#### Your goal
Please retype the data in full and exactly; the pictures are not part of the copy.
%%
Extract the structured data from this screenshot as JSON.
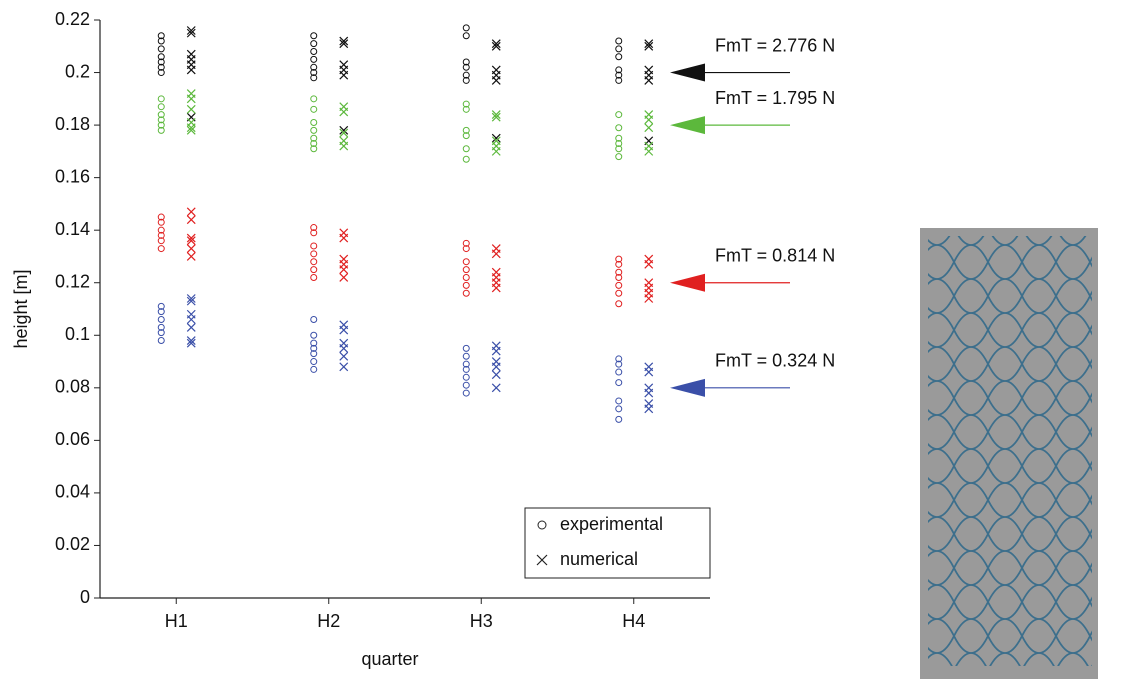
{
  "chart_data": {
    "type": "scatter",
    "x_label": "quarter",
    "y_label": "height [m]",
    "categories": [
      "H1",
      "H2",
      "H3",
      "H4"
    ],
    "ylim": [
      0,
      0.22
    ],
    "yticks": [
      0,
      0.02,
      0.04,
      0.06,
      0.08,
      0.1,
      0.12,
      0.14,
      0.16,
      0.18,
      0.2,
      0.22
    ],
    "legend": [
      {
        "name": "experimental",
        "marker": "circle"
      },
      {
        "name": "numerical",
        "marker": "cross"
      }
    ],
    "legend_position": "lower right",
    "groups": [
      {
        "label": "FmT = 2.776 N",
        "level": 0.2,
        "color": "#111111",
        "experimental": [
          [
            0.214,
            0.212,
            0.209,
            0.206,
            0.204,
            0.202,
            0.2
          ],
          [
            0.214,
            0.211,
            0.208,
            0.205,
            0.202,
            0.2,
            0.198
          ],
          [
            0.217,
            0.214,
            0.204,
            0.202,
            0.199,
            0.197
          ],
          [
            0.212,
            0.209,
            0.206,
            0.201,
            0.199,
            0.197
          ]
        ],
        "numerical": [
          [
            0.216,
            0.215,
            0.207,
            0.205,
            0.203,
            0.201,
            0.183
          ],
          [
            0.212,
            0.211,
            0.203,
            0.201,
            0.199,
            0.178
          ],
          [
            0.211,
            0.21,
            0.201,
            0.199,
            0.197,
            0.175
          ],
          [
            0.211,
            0.21,
            0.201,
            0.199,
            0.197,
            0.174
          ]
        ]
      },
      {
        "label": "FmT = 1.795 N",
        "level": 0.18,
        "color": "#5cb83c",
        "experimental": [
          [
            0.19,
            0.187,
            0.184,
            0.182,
            0.18,
            0.178
          ],
          [
            0.19,
            0.186,
            0.181,
            0.178,
            0.175,
            0.173,
            0.171
          ],
          [
            0.188,
            0.186,
            0.178,
            0.176,
            0.171,
            0.167
          ],
          [
            0.184,
            0.179,
            0.175,
            0.173,
            0.171,
            0.168
          ]
        ],
        "numerical": [
          [
            0.192,
            0.19,
            0.186,
            0.181,
            0.179,
            0.178
          ],
          [
            0.187,
            0.185,
            0.177,
            0.174,
            0.172
          ],
          [
            0.184,
            0.183,
            0.174,
            0.172,
            0.17
          ],
          [
            0.184,
            0.182,
            0.179,
            0.172,
            0.17
          ]
        ]
      },
      {
        "label": "FmT = 0.814 N",
        "level": 0.12,
        "color": "#e02020",
        "experimental": [
          [
            0.145,
            0.143,
            0.14,
            0.138,
            0.136,
            0.133
          ],
          [
            0.141,
            0.139,
            0.134,
            0.131,
            0.128,
            0.125,
            0.122
          ],
          [
            0.135,
            0.133,
            0.128,
            0.125,
            0.122,
            0.119,
            0.116
          ],
          [
            0.129,
            0.127,
            0.124,
            0.122,
            0.119,
            0.116,
            0.112
          ]
        ],
        "numerical": [
          [
            0.147,
            0.144,
            0.137,
            0.136,
            0.133,
            0.13
          ],
          [
            0.139,
            0.137,
            0.129,
            0.127,
            0.125,
            0.122
          ],
          [
            0.133,
            0.131,
            0.124,
            0.122,
            0.12,
            0.118
          ],
          [
            0.129,
            0.127,
            0.12,
            0.118,
            0.116,
            0.114
          ]
        ]
      },
      {
        "label": "FmT = 0.324 N",
        "level": 0.08,
        "color": "#3a4fa8",
        "experimental": [
          [
            0.111,
            0.109,
            0.106,
            0.103,
            0.101,
            0.098
          ],
          [
            0.106,
            0.1,
            0.097,
            0.095,
            0.093,
            0.09,
            0.087
          ],
          [
            0.095,
            0.092,
            0.089,
            0.087,
            0.084,
            0.081,
            0.078
          ],
          [
            0.091,
            0.089,
            0.086,
            0.082,
            0.075,
            0.072,
            0.068
          ]
        ],
        "numerical": [
          [
            0.114,
            0.113,
            0.108,
            0.106,
            0.103,
            0.098,
            0.097
          ],
          [
            0.104,
            0.102,
            0.097,
            0.095,
            0.092,
            0.088
          ],
          [
            0.096,
            0.094,
            0.09,
            0.088,
            0.085,
            0.08
          ],
          [
            0.088,
            0.086,
            0.08,
            0.078,
            0.074,
            0.072
          ]
        ]
      }
    ]
  }
}
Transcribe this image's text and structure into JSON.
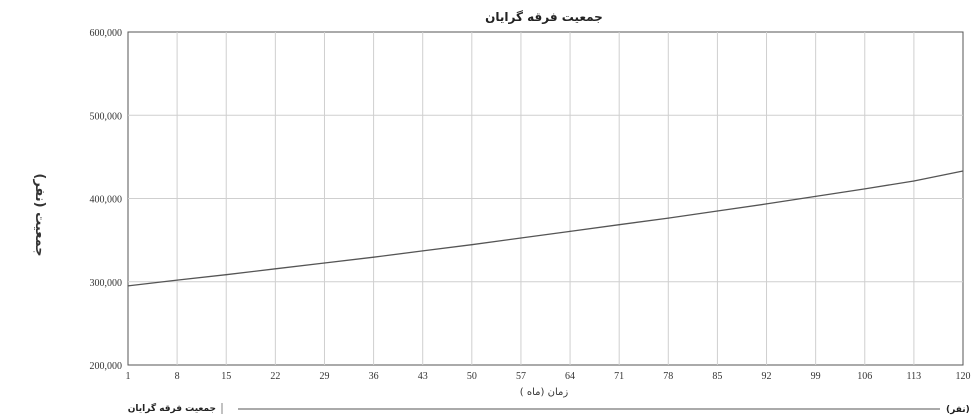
%%
#### The completed task
Extract the structured data from this screenshot as JSON.
{
  "chart_data": {
    "type": "scatter",
    "x_label": "quarter",
    "y_label": "height [m]",
    "categories": [
      "H1",
      "H2",
      "H3",
      "H4"
    ],
    "ylim": [
      0,
      0.22
    ],
    "yticks": [
      0,
      0.02,
      0.04,
      0.06,
      0.08,
      0.1,
      0.12,
      0.14,
      0.16,
      0.18,
      0.2,
      0.22
    ],
    "legend": [
      {
        "name": "experimental",
        "marker": "circle"
      },
      {
        "name": "numerical",
        "marker": "cross"
      }
    ],
    "legend_position": "lower right",
    "groups": [
      {
        "label": "FmT = 2.776 N",
        "level": 0.2,
        "color": "#111111",
        "experimental": [
          [
            0.214,
            0.212,
            0.209,
            0.206,
            0.204,
            0.202,
            0.2
          ],
          [
            0.214,
            0.211,
            0.208,
            0.205,
            0.202,
            0.2,
            0.198
          ],
          [
            0.217,
            0.214,
            0.204,
            0.202,
            0.199,
            0.197
          ],
          [
            0.212,
            0.209,
            0.206,
            0.201,
            0.199,
            0.197
          ]
        ],
        "numerical": [
          [
            0.216,
            0.215,
            0.207,
            0.205,
            0.203,
            0.201,
            0.183
          ],
          [
            0.212,
            0.211,
            0.203,
            0.201,
            0.199,
            0.178
          ],
          [
            0.211,
            0.21,
            0.201,
            0.199,
            0.197,
            0.175
          ],
          [
            0.211,
            0.21,
            0.201,
            0.199,
            0.197,
            0.174
          ]
        ]
      },
      {
        "label": "FmT = 1.795 N",
        "level": 0.18,
        "color": "#5cb83c",
        "experimental": [
          [
            0.19,
            0.187,
            0.184,
            0.182,
            0.18,
            0.178
          ],
          [
            0.19,
            0.186,
            0.181,
            0.178,
            0.175,
            0.173,
            0.171
          ],
          [
            0.188,
            0.186,
            0.178,
            0.176,
            0.171,
            0.167
          ],
          [
            0.184,
            0.179,
            0.175,
            0.173,
            0.171,
            0.168
          ]
        ],
        "numerical": [
          [
            0.192,
            0.19,
            0.186,
            0.181,
            0.179,
            0.178
          ],
          [
            0.187,
            0.185,
            0.177,
            0.174,
            0.172
          ],
          [
            0.184,
            0.183,
            0.174,
            0.172,
            0.17
          ],
          [
            0.184,
            0.182,
            0.179,
            0.172,
            0.17
          ]
        ]
      },
      {
        "label": "FmT = 0.814 N",
        "level": 0.12,
        "color": "#e02020",
        "experimental": [
          [
            0.145,
            0.143,
            0.14,
            0.138,
            0.136,
            0.133
          ],
          [
            0.141,
            0.139,
            0.134,
            0.131,
            0.128,
            0.125,
            0.122
          ],
          [
            0.135,
            0.133,
            0.128,
            0.125,
            0.122,
            0.119,
            0.116
          ],
          [
            0.129,
            0.127,
            0.124,
            0.122,
            0.119,
            0.116,
            0.112
          ]
        ],
        "numerical": [
          [
            0.147,
            0.144,
            0.137,
            0.136,
            0.133,
            0.13
          ],
          [
            0.139,
            0.137,
            0.129,
            0.127,
            0.125,
            0.122
          ],
          [
            0.133,
            0.131,
            0.124,
            0.122,
            0.12,
            0.118
          ],
          [
            0.129,
            0.127,
            0.12,
            0.118,
            0.116,
            0.114
          ]
        ]
      },
      {
        "label": "FmT = 0.324 N",
        "level": 0.08,
        "color": "#3a4fa8",
        "experimental": [
          [
            0.111,
            0.109,
            0.106,
            0.103,
            0.101,
            0.098
          ],
          [
            0.106,
            0.1,
            0.097,
            0.095,
            0.093,
            0.09,
            0.087
          ],
          [
            0.095,
            0.092,
            0.089,
            0.087,
            0.084,
            0.081,
            0.078
          ],
          [
            0.091,
            0.089,
            0.086,
            0.082,
            0.075,
            0.072,
            0.068
          ]
        ],
        "numerical": [
          [
            0.114,
            0.113,
            0.108,
            0.106,
            0.103,
            0.098,
            0.097
          ],
          [
            0.104,
            0.102,
            0.097,
            0.095,
            0.092,
            0.088
          ],
          [
            0.096,
            0.094,
            0.09,
            0.088,
            0.085,
            0.08
          ],
          [
            0.088,
            0.086,
            0.08,
            0.078,
            0.074,
            0.072
          ]
        ]
      }
    ]
  }
}
Transcribe this image's text and structure into JSON.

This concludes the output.